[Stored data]
* * * * * * * * *

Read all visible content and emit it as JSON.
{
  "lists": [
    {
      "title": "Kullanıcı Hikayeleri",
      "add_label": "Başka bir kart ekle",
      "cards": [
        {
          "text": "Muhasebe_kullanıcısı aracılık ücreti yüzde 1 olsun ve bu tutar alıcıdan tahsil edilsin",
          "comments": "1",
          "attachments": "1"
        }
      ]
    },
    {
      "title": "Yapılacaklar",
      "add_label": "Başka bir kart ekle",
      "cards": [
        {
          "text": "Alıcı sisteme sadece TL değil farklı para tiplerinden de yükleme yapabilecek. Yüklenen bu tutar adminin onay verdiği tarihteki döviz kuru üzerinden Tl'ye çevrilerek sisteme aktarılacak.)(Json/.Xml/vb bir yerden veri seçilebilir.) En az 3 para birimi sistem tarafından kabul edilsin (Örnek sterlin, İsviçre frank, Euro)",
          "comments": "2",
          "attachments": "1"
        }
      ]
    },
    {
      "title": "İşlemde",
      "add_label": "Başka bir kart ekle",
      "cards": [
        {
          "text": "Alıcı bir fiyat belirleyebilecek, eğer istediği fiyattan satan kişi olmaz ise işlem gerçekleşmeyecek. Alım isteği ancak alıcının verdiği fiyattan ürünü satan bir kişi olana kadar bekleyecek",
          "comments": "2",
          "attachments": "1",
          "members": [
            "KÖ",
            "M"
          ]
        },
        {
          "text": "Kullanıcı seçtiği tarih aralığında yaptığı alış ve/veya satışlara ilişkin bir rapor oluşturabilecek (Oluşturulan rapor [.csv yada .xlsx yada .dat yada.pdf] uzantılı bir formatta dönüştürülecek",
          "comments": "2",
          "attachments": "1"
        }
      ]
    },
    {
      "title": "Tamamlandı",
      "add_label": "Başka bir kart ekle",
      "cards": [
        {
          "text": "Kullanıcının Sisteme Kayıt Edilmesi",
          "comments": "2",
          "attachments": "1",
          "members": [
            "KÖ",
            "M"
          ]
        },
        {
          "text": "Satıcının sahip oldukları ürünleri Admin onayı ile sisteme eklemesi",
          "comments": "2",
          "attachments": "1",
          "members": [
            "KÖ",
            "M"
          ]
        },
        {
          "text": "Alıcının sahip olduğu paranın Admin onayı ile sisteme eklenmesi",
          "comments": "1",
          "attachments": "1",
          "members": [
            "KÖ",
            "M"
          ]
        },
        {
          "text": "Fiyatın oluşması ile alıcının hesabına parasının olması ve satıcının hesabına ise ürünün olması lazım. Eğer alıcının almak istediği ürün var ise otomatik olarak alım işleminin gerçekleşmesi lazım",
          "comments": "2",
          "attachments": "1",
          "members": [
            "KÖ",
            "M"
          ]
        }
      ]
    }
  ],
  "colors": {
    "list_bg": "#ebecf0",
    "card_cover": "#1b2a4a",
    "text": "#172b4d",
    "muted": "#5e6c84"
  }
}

* * * * * * * * *

» **DIRECTIONS**:
Return all of the above records exactly, leaving no line out.

» **COMPLETE ANSWER**:
Read all visible content and emit it as JSON.
{
  "lists": [
    {
      "title": "Kullanıcı Hikayeleri",
      "add_label": "Başka bir kart ekle",
      "cards": [
        {
          "text": "Muhasebe_kullanıcısı aracılık ücreti yüzde 1 olsun ve bu tutar alıcıdan tahsil edilsin",
          "comments": "1",
          "attachments": "1"
        }
      ]
    },
    {
      "title": "Yapılacaklar",
      "add_label": "Başka bir kart ekle",
      "cards": [
        {
          "text": "Alıcı sisteme sadece TL değil farklı para tiplerinden de yükleme yapabilecek. Yüklenen bu tutar adminin onay verdiği tarihteki döviz kuru üzerinden Tl'ye çevrilerek sisteme aktarılacak.)(Json/.Xml/vb bir yerden veri seçilebilir.) En az 3 para birimi sistem tarafından kabul edilsin (Örnek sterlin, İsviçre frank, Euro)",
          "comments": "2",
          "attachments": "1"
        }
      ]
    },
    {
      "title": "İşlemde",
      "add_label": "Başka bir kart ekle",
      "cards": [
        {
          "text": "Alıcı bir fiyat belirleyebilecek, eğer istediği fiyattan satan kişi olmaz ise işlem gerçekleşmeyecek. Alım isteği ancak alıcının verdiği fiyattan ürünü satan bir kişi olana kadar bekleyecek",
          "comments": "2",
          "attachments": "1",
          "members": [
            "KÖ",
            "M"
          ]
        },
        {
          "text": "Kullanıcı seçtiği tarih aralığında yaptığı alış ve/veya satışlara ilişkin bir rapor oluşturabilecek (Oluşturulan rapor [.csv yada .xlsx yada .dat yada.pdf] uzantılı bir formatta dönüştürülecek",
          "comments": "2",
          "attachments": "1"
        }
      ]
    },
    {
      "title": "Tamamlandı",
      "add_label": "Başka bir kart ekle",
      "cards": [
        {
          "text": "Kullanıcının Sisteme Kayıt Edilmesi",
          "comments": "2",
          "attachments": "1",
          "members": [
            "KÖ",
            "M"
          ]
        },
        {
          "text": "Satıcının sahip oldukları ürünleri Admin onayı ile sisteme eklemesi",
          "comments": "2",
          "attachments": "1",
          "members": [
            "KÖ",
            "M"
          ]
        },
        {
          "text": "Alıcının sahip olduğu paranın Admin onayı ile sisteme eklenmesi",
          "comments": "1",
          "attachments": "1",
          "members": [
            "KÖ",
            "M"
          ]
        },
        {
          "text": "Fiyatın oluşması ile alıcının hesabına parasının olması ve satıcının hesabına ise ürünün olması lazım. Eğer alıcının almak istediği ürün var ise otomatik olarak alım işleminin gerçekleşmesi lazım",
          "comments": "2",
          "attachments": "1",
          "members": [
            "KÖ",
            "M"
          ]
        }
      ]
    }
  ],
  "colors": {
    "list_bg": "#ebecf0",
    "card_cover": "#1b2a4a",
    "text": "#172b4d",
    "muted": "#5e6c84"
  }
}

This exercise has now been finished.